━━ Entries shown ━━

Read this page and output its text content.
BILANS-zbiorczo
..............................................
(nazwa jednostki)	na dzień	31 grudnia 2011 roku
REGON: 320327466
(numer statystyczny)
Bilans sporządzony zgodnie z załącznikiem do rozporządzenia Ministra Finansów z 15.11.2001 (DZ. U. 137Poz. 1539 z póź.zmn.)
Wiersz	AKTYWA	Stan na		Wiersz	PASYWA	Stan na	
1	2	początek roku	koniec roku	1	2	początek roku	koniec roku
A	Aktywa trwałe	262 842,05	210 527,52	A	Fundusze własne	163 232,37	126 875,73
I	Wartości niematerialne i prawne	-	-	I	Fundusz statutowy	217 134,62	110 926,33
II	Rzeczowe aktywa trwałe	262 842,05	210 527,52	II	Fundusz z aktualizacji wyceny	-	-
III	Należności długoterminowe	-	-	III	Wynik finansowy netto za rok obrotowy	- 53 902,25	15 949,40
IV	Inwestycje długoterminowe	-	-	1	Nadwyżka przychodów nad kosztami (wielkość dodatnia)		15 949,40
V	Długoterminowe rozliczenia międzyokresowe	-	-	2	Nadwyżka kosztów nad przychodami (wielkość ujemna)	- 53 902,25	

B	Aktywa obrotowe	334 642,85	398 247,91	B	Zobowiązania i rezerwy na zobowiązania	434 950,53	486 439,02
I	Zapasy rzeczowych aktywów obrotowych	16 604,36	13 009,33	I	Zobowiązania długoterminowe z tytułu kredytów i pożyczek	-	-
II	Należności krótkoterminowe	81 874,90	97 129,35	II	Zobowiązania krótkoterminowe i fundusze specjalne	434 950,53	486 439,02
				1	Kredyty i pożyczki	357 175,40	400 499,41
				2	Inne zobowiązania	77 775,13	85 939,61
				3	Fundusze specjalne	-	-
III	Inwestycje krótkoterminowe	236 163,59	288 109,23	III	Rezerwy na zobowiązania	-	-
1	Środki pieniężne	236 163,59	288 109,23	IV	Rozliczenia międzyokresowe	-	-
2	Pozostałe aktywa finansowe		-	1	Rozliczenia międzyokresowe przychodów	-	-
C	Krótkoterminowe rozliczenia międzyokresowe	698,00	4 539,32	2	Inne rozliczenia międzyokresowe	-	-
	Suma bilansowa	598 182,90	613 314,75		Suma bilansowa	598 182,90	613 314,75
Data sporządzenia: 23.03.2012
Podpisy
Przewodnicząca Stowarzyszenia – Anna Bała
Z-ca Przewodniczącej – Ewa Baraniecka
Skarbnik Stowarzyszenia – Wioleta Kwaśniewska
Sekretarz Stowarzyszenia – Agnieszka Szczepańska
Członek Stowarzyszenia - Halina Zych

━━━

Task objective
Set down all of the data above, word for word.

Result of the exercise
Read this page and output its text content.
BILANS-zbiorczo
..............................................
(nazwa jednostki)	na dzień	31 grudnia 2011 roku
REGON: 320327466
(numer statystyczny)
Bilans sporządzony zgodnie z załącznikiem do rozporządzenia Ministra Finansów z 15.11.2001 (DZ. U. 137Poz. 1539 z póź.zmn.)
Wiersz	AKTYWA	Stan na		Wiersz	PASYWA	Stan na	
1	2	początek roku	koniec roku	1	2	początek roku	koniec roku
A	Aktywa trwałe	262 842,05	210 527,52	A	Fundusze własne	163 232,37	126 875,73
I	Wartości niematerialne i prawne	-	-	I	Fundusz statutowy	217 134,62	110 926,33
II	Rzeczowe aktywa trwałe	262 842,05	210 527,52	II	Fundusz z aktualizacji wyceny	-	-
III	Należności długoterminowe	-	-	III	Wynik finansowy netto za rok obrotowy	- 53 902,25	15 949,40
IV	Inwestycje długoterminowe	-	-	1	Nadwyżka przychodów nad kosztami (wielkość dodatnia)		15 949,40
V	Długoterminowe rozliczenia międzyokresowe	-	-	2	Nadwyżka kosztów nad przychodami (wielkość ujemna)	- 53 902,25	

B	Aktywa obrotowe	334 642,85	398 247,91	B	Zobowiązania i rezerwy na zobowiązania	434 950,53	486 439,02
I	Zapasy rzeczowych aktywów obrotowych	16 604,36	13 009,33	I	Zobowiązania długoterminowe z tytułu kredytów i pożyczek	-	-
II	Należności krótkoterminowe	81 874,90	97 129,35	II	Zobowiązania krótkoterminowe i fundusze specjalne	434 950,53	486 439,02
				1	Kredyty i pożyczki	357 175,40	400 499,41
				2	Inne zobowiązania	77 775,13	85 939,61
				3	Fundusze specjalne	-	-
III	Inwestycje krótkoterminowe	236 163,59	288 109,23	III	Rezerwy na zobowiązania	-	-
1	Środki pieniężne	236 163,59	288 109,23	IV	Rozliczenia międzyokresowe	-	-
2	Pozostałe aktywa finansowe		-	1	Rozliczenia międzyokresowe przychodów	-	-
C	Krótkoterminowe rozliczenia międzyokresowe	698,00	4 539,32	2	Inne rozliczenia międzyokresowe	-	-
	Suma bilansowa	598 182,90	613 314,75		Suma bilansowa	598 182,90	613 314,75
Data sporządzenia: 23.03.2012
Podpisy
Przewodnicząca Stowarzyszenia – Anna Bała
Z-ca Przewodniczącej – Ewa Baraniecka
Skarbnik Stowarzyszenia – Wioleta Kwaśniewska
Sekretarz Stowarzyszenia – Agnieszka Szczepańska
Członek Stowarzyszenia - Halina Zych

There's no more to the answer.